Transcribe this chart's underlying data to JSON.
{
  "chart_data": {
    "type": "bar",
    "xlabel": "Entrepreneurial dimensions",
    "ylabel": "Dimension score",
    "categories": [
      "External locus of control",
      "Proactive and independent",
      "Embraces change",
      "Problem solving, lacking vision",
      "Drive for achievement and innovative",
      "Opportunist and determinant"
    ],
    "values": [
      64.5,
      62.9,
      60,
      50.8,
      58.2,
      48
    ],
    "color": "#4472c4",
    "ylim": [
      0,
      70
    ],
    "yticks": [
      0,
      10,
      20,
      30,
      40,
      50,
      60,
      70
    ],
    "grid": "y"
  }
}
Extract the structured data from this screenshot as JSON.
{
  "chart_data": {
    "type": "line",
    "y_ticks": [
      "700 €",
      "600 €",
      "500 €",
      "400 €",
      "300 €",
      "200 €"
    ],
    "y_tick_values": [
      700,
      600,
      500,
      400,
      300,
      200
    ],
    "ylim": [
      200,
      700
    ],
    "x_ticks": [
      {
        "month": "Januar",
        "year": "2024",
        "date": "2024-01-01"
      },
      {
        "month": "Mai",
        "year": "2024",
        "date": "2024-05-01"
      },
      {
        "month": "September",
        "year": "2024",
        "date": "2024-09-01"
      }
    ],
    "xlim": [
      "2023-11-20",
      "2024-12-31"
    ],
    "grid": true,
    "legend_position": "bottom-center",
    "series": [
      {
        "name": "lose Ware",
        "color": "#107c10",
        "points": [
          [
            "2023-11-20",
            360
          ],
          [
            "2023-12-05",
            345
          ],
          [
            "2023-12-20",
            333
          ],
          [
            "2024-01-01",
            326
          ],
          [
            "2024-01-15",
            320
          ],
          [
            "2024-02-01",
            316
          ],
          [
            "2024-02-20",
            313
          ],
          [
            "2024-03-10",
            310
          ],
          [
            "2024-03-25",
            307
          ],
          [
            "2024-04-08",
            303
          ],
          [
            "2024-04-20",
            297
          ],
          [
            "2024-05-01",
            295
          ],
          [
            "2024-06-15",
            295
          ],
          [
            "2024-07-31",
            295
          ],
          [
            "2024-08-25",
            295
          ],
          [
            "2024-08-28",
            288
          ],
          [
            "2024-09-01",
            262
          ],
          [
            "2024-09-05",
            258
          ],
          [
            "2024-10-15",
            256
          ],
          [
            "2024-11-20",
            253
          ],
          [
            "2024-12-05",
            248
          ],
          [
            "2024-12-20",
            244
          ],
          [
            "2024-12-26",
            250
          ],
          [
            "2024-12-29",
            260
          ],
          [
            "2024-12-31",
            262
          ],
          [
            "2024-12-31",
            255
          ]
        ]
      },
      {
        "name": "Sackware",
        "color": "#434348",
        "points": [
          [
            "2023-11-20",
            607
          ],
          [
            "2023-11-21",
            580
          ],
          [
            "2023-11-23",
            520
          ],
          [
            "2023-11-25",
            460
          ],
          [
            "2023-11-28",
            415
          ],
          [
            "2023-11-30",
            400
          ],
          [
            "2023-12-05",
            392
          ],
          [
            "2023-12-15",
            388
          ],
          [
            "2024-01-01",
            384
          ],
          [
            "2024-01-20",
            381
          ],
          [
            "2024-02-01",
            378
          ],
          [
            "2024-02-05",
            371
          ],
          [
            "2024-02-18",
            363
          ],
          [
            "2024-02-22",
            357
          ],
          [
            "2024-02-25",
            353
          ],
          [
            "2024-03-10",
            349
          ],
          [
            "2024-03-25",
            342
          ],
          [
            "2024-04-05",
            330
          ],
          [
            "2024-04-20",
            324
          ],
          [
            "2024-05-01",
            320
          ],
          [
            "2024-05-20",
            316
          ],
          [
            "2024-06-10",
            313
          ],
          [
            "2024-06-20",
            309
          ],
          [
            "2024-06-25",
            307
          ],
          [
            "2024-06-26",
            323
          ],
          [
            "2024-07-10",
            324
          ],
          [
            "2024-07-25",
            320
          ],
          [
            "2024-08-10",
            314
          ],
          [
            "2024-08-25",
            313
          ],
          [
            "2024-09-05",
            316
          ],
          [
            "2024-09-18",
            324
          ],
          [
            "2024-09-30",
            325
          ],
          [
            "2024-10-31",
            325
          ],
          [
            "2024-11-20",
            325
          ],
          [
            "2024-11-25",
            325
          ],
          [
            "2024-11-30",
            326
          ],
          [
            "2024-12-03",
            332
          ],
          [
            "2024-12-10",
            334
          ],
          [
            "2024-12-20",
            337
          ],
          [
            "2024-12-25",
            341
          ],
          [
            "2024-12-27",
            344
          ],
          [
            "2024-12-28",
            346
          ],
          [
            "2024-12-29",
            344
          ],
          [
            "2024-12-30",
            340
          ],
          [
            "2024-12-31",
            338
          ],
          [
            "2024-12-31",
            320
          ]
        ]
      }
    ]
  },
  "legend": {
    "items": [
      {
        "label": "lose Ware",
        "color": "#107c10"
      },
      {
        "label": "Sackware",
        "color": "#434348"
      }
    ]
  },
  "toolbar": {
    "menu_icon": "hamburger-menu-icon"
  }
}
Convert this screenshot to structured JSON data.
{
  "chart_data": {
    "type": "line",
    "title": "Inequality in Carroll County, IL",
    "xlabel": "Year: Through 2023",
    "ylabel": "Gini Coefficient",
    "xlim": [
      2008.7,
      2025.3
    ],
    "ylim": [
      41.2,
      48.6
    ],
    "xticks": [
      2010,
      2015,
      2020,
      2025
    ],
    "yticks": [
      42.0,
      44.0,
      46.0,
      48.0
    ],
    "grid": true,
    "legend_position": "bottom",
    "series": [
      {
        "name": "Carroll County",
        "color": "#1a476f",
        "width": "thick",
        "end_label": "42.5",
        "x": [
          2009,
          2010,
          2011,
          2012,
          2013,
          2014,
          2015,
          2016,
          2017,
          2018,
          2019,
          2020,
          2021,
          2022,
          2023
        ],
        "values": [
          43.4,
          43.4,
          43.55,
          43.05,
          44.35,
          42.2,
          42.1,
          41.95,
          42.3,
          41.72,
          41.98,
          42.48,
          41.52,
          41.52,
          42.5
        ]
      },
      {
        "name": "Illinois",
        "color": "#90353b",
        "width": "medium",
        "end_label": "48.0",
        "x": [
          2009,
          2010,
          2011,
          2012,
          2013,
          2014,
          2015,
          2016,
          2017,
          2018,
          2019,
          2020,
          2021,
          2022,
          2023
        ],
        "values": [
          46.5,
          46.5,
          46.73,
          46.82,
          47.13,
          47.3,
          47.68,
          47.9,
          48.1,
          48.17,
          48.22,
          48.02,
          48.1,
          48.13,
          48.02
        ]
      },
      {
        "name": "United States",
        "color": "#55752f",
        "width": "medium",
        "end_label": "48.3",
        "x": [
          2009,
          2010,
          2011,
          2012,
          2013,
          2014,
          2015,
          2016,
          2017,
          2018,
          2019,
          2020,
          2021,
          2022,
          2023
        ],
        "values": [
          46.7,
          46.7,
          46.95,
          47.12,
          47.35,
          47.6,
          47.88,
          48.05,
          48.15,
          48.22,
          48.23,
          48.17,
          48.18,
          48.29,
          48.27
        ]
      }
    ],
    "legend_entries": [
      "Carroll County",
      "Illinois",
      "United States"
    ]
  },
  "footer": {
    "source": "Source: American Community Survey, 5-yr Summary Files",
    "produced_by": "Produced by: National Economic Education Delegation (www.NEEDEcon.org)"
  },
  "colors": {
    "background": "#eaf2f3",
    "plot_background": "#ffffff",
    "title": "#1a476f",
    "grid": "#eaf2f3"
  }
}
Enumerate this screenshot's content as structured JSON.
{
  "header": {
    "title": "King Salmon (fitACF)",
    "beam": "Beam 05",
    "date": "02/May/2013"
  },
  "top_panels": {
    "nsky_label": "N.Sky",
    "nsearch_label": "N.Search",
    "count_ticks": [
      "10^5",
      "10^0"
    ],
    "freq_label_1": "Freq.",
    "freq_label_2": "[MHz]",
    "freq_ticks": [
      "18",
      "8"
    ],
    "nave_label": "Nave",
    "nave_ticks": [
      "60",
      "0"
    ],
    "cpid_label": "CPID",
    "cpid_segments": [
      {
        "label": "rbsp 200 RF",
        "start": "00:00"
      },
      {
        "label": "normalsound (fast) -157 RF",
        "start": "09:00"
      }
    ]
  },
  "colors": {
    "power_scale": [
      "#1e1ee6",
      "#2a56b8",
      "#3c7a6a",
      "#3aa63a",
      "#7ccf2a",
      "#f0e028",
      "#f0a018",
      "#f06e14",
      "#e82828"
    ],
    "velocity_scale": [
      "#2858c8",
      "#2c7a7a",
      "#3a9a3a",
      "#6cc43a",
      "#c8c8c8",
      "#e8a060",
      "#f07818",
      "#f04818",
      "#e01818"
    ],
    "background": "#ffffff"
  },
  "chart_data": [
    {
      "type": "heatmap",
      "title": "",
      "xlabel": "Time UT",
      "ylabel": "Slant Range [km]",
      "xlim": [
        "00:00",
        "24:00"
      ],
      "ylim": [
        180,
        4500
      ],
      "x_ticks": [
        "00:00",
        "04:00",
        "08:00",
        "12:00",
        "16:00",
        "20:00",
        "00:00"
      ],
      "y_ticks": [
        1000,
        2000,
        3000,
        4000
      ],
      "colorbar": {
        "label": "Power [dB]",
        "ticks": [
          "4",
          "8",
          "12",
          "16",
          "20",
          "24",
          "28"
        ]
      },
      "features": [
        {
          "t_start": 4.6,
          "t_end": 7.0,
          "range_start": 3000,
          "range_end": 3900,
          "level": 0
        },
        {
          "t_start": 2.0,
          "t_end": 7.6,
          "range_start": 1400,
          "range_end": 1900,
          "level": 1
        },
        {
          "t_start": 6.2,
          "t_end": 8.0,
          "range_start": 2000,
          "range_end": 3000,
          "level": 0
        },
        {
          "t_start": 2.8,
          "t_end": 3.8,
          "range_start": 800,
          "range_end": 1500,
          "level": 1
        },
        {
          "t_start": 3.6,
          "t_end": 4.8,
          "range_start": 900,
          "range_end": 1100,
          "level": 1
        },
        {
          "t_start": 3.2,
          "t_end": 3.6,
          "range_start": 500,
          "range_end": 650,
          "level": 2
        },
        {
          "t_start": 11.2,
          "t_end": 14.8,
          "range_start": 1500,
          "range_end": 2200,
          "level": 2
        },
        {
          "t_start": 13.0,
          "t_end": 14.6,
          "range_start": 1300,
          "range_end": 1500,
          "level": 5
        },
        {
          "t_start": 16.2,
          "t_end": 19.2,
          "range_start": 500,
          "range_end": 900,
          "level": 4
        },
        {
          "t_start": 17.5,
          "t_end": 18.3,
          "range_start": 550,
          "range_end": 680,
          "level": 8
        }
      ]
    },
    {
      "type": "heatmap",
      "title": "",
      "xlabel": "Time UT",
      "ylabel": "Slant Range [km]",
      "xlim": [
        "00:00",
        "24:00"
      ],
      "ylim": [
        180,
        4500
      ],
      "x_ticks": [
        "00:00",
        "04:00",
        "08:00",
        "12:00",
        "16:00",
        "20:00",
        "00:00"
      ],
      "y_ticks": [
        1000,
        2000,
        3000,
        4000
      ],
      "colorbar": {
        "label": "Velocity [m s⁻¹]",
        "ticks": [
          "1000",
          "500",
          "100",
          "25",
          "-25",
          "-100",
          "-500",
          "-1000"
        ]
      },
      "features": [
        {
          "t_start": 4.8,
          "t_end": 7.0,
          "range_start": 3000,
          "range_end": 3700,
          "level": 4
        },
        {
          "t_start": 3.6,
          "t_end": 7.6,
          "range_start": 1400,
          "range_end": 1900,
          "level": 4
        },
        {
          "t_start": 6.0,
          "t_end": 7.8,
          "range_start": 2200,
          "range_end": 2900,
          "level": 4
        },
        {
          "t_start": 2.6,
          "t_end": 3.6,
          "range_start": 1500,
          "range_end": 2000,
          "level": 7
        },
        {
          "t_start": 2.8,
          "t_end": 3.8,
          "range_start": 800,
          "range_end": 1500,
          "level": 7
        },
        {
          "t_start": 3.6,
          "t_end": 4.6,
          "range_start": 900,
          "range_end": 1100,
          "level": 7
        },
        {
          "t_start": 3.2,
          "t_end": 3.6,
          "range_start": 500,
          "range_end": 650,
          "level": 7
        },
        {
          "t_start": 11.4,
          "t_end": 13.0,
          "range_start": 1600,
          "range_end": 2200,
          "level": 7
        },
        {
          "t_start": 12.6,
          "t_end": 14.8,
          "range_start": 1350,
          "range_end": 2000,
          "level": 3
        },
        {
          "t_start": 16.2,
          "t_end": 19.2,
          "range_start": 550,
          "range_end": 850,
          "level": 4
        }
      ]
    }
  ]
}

□ □ □ □ □

What the exercise asks
Count the lines in the records above that contain the word "ylabel", and give only that number.

Expected answer
4